* **WHAT THE TASK ASKS**
Repeat, without any change, the entries presented below.

* **Dataset items**
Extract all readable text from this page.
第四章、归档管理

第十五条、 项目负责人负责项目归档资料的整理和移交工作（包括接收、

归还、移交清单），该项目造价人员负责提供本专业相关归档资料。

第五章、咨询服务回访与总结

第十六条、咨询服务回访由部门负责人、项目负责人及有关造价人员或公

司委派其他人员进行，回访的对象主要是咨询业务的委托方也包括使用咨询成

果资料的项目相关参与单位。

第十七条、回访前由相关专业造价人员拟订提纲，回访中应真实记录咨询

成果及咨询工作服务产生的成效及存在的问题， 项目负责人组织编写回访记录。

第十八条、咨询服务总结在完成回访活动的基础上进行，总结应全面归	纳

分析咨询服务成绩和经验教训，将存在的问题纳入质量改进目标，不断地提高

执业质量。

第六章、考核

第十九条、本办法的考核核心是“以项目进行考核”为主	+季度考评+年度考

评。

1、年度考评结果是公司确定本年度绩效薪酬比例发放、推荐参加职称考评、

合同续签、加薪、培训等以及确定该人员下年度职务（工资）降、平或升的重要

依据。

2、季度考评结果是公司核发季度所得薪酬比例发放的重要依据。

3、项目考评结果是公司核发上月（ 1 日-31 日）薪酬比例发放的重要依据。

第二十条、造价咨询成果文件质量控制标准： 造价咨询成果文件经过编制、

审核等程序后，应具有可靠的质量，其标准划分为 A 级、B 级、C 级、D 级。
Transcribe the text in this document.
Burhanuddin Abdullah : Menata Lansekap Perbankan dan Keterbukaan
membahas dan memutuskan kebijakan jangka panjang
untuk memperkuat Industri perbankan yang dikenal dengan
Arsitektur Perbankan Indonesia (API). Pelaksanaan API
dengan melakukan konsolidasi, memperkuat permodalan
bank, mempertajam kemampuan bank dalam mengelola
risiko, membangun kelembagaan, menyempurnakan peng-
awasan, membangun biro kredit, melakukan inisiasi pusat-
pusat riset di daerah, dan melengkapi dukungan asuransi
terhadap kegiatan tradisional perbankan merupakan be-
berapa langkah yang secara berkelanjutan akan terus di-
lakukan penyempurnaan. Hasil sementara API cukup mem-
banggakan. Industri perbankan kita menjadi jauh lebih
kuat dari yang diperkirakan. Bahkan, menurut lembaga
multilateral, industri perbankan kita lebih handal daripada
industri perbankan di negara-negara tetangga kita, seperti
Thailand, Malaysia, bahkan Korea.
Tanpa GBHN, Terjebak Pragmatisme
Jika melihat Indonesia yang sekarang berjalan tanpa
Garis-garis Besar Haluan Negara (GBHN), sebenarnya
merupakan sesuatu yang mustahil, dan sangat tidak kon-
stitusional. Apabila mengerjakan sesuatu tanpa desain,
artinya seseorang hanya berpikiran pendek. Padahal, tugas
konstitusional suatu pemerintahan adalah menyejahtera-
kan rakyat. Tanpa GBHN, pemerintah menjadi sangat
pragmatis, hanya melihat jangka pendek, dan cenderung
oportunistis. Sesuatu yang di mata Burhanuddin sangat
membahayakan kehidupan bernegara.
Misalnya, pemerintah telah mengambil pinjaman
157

* **RESPONSE BELOW**
Extract all readable text from this page.
第四章、归档管理

第十五条、 项目负责人负责项目归档资料的整理和移交工作（包括接收、

归还、移交清单），该项目造价人员负责提供本专业相关归档资料。

第五章、咨询服务回访与总结

第十六条、咨询服务回访由部门负责人、项目负责人及有关造价人员或公

司委派其他人员进行，回访的对象主要是咨询业务的委托方也包括使用咨询成

果资料的项目相关参与单位。

第十七条、回访前由相关专业造价人员拟订提纲，回访中应真实记录咨询

成果及咨询工作服务产生的成效及存在的问题， 项目负责人组织编写回访记录。

第十八条、咨询服务总结在完成回访活动的基础上进行，总结应全面归	纳

分析咨询服务成绩和经验教训，将存在的问题纳入质量改进目标，不断地提高

执业质量。

第六章、考核

第十九条、本办法的考核核心是“以项目进行考核”为主	+季度考评+年度考

评。

1、年度考评结果是公司确定本年度绩效薪酬比例发放、推荐参加职称考评、

合同续签、加薪、培训等以及确定该人员下年度职务（工资）降、平或升的重要

依据。

2、季度考评结果是公司核发季度所得薪酬比例发放的重要依据。

3、项目考评结果是公司核发上月（ 1 日-31 日）薪酬比例发放的重要依据。

第二十条、造价咨询成果文件质量控制标准： 造价咨询成果文件经过编制、

审核等程序后，应具有可靠的质量，其标准划分为 A 级、B 级、C 级、D 级。
Transcribe the text in this document.
Burhanuddin Abdullah : Menata Lansekap Perbankan dan Keterbukaan
membahas dan memutuskan kebijakan jangka panjang
untuk memperkuat Industri perbankan yang dikenal dengan
Arsitektur Perbankan Indonesia (API). Pelaksanaan API
dengan melakukan konsolidasi, memperkuat permodalan
bank, mempertajam kemampuan bank dalam mengelola
risiko, membangun kelembagaan, menyempurnakan peng-
awasan, membangun biro kredit, melakukan inisiasi pusat-
pusat riset di daerah, dan melengkapi dukungan asuransi
terhadap kegiatan tradisional perbankan merupakan be-
berapa langkah yang secara berkelanjutan akan terus di-
lakukan penyempurnaan. Hasil sementara API cukup mem-
banggakan. Industri perbankan kita menjadi jauh lebih
kuat dari yang diperkirakan. Bahkan, menurut lembaga
multilateral, industri perbankan kita lebih handal daripada
industri perbankan di negara-negara tetangga kita, seperti
Thailand, Malaysia, bahkan Korea.
Tanpa GBHN, Terjebak Pragmatisme
Jika melihat Indonesia yang sekarang berjalan tanpa
Garis-garis Besar Haluan Negara (GBHN), sebenarnya
merupakan sesuatu yang mustahil, dan sangat tidak kon-
stitusional. Apabila mengerjakan sesuatu tanpa desain,
artinya seseorang hanya berpikiran pendek. Padahal, tugas
konstitusional suatu pemerintahan adalah menyejahtera-
kan rakyat. Tanpa GBHN, pemerintah menjadi sangat
pragmatis, hanya melihat jangka pendek, dan cenderung
oportunistis. Sesuatu yang di mata Burhanuddin sangat
membahayakan kehidupan bernegara.
Misalnya, pemerintah telah mengambil pinjaman
157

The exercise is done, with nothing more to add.